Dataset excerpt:
'''
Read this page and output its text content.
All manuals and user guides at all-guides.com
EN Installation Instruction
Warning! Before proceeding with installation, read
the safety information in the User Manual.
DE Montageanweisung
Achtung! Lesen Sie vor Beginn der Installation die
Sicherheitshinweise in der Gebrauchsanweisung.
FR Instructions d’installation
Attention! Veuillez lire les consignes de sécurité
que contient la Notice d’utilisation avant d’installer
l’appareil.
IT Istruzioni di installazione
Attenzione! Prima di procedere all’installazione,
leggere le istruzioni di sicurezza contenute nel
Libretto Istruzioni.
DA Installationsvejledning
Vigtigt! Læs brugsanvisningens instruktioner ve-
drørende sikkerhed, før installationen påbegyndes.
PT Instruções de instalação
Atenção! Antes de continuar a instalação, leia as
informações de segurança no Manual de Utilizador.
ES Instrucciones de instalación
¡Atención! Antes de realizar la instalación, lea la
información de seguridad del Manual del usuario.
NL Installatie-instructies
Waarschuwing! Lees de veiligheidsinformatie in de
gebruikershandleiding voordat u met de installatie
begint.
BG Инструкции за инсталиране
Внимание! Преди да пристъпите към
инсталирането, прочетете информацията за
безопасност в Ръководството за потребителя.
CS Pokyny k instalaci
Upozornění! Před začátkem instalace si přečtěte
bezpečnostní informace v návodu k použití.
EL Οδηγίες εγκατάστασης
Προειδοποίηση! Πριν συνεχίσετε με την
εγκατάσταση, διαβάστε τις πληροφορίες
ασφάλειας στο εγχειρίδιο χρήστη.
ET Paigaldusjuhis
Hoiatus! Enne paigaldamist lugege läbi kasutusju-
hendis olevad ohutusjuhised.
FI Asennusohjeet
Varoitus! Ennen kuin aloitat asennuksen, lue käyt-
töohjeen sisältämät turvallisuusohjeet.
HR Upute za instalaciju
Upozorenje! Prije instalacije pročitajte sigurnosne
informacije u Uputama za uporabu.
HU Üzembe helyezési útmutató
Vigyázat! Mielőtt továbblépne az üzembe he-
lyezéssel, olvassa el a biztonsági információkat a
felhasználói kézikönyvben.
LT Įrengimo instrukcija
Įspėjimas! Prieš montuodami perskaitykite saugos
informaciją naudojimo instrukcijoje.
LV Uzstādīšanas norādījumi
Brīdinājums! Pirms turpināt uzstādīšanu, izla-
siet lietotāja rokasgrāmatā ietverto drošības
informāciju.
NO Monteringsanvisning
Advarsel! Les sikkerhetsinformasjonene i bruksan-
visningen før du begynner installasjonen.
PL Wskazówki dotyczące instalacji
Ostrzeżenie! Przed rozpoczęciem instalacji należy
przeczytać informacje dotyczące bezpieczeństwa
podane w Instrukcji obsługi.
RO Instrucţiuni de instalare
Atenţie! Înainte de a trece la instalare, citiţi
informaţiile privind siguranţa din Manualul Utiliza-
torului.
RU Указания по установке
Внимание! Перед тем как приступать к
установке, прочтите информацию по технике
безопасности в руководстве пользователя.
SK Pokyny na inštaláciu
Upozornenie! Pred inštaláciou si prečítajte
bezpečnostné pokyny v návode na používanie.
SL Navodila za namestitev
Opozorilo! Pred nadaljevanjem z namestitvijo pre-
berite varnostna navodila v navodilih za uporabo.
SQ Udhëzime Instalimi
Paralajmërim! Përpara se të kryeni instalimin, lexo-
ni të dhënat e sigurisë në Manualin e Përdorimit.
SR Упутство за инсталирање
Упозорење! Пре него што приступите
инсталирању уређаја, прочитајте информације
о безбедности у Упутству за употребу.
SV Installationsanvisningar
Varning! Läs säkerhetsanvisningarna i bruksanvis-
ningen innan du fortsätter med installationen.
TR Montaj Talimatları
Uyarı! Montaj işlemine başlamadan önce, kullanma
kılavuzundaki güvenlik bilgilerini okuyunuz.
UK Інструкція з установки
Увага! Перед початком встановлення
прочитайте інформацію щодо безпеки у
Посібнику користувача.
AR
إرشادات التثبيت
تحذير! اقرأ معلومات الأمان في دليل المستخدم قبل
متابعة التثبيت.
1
'''
Written instruction |
Extract each line from the listing above, please, and repeat it exactly.

Output for this task |
Read this page and output its text content.
All manuals and user guides at all-guides.com
EN Installation Instruction
Warning! Before proceeding with installation, read
the safety information in the User Manual.
DE Montageanweisung
Achtung! Lesen Sie vor Beginn der Installation die
Sicherheitshinweise in der Gebrauchsanweisung.
FR Instructions d’installation
Attention! Veuillez lire les consignes de sécurité
que contient la Notice d’utilisation avant d’installer
l’appareil.
IT Istruzioni di installazione
Attenzione! Prima di procedere all’installazione,
leggere le istruzioni di sicurezza contenute nel
Libretto Istruzioni.
DA Installationsvejledning
Vigtigt! Læs brugsanvisningens instruktioner ve-
drørende sikkerhed, før installationen påbegyndes.
PT Instruções de instalação
Atenção! Antes de continuar a instalação, leia as
informações de segurança no Manual de Utilizador.
ES Instrucciones de instalación
¡Atención! Antes de realizar la instalación, lea la
información de seguridad del Manual del usuario.
NL Installatie-instructies
Waarschuwing! Lees de veiligheidsinformatie in de
gebruikershandleiding voordat u met de installatie
begint.
BG Инструкции за инсталиране
Внимание! Преди да пристъпите към
инсталирането, прочетете информацията за
безопасност в Ръководството за потребителя.
CS Pokyny k instalaci
Upozornění! Před začátkem instalace si přečtěte
bezpečnostní informace v návodu k použití.
EL Οδηγίες εγκατάστασης
Προειδοποίηση! Πριν συνεχίσετε με την
εγκατάσταση, διαβάστε τις πληροφορίες
ασφάλειας στο εγχειρίδιο χρήστη.
ET Paigaldusjuhis
Hoiatus! Enne paigaldamist lugege läbi kasutusju-
hendis olevad ohutusjuhised.
FI Asennusohjeet
Varoitus! Ennen kuin aloitat asennuksen, lue käyt-
töohjeen sisältämät turvallisuusohjeet.
HR Upute za instalaciju
Upozorenje! Prije instalacije pročitajte sigurnosne
informacije u Uputama za uporabu.
HU Üzembe helyezési útmutató
Vigyázat! Mielőtt továbblépne az üzembe he-
lyezéssel, olvassa el a biztonsági információkat a
felhasználói kézikönyvben.
LT Įrengimo instrukcija
Įspėjimas! Prieš montuodami perskaitykite saugos
informaciją naudojimo instrukcijoje.
LV Uzstādīšanas norādījumi
Brīdinājums! Pirms turpināt uzstādīšanu, izla-
siet lietotāja rokasgrāmatā ietverto drošības
informāciju.
NO Monteringsanvisning
Advarsel! Les sikkerhetsinformasjonene i bruksan-
visningen før du begynner installasjonen.
PL Wskazówki dotyczące instalacji
Ostrzeżenie! Przed rozpoczęciem instalacji należy
przeczytać informacje dotyczące bezpieczeństwa
podane w Instrukcji obsługi.
RO Instrucţiuni de instalare
Atenţie! Înainte de a trece la instalare, citiţi
informaţiile privind siguranţa din Manualul Utiliza-
torului.
RU Указания по установке
Внимание! Перед тем как приступать к
установке, прочтите информацию по технике
безопасности в руководстве пользователя.
SK Pokyny na inštaláciu
Upozornenie! Pred inštaláciou si prečítajte
bezpečnostné pokyny v návode na používanie.
SL Navodila za namestitev
Opozorilo! Pred nadaljevanjem z namestitvijo pre-
berite varnostna navodila v navodilih za uporabo.
SQ Udhëzime Instalimi
Paralajmërim! Përpara se të kryeni instalimin, lexo-
ni të dhënat e sigurisë në Manualin e Përdorimit.
SR Упутство за инсталирање
Упозорење! Пре него што приступите
инсталирању уређаја, прочитајте информације
о безбедности у Упутству за употребу.
SV Installationsanvisningar
Varning! Läs säkerhetsanvisningarna i bruksanvis-
ningen innan du fortsätter med installationen.
TR Montaj Talimatları
Uyarı! Montaj işlemine başlamadan önce, kullanma
kılavuzundaki güvenlik bilgilerini okuyunuz.
UK Інструкція з установки
Увага! Перед початком встановлення
прочитайте інформацію щодо безпеки у
Посібнику користувача.
AR
إرشادات التثبيت
تحذير! اقرأ معلومات الأمان في دليل المستخدم قبل
متابعة التثبيت.
1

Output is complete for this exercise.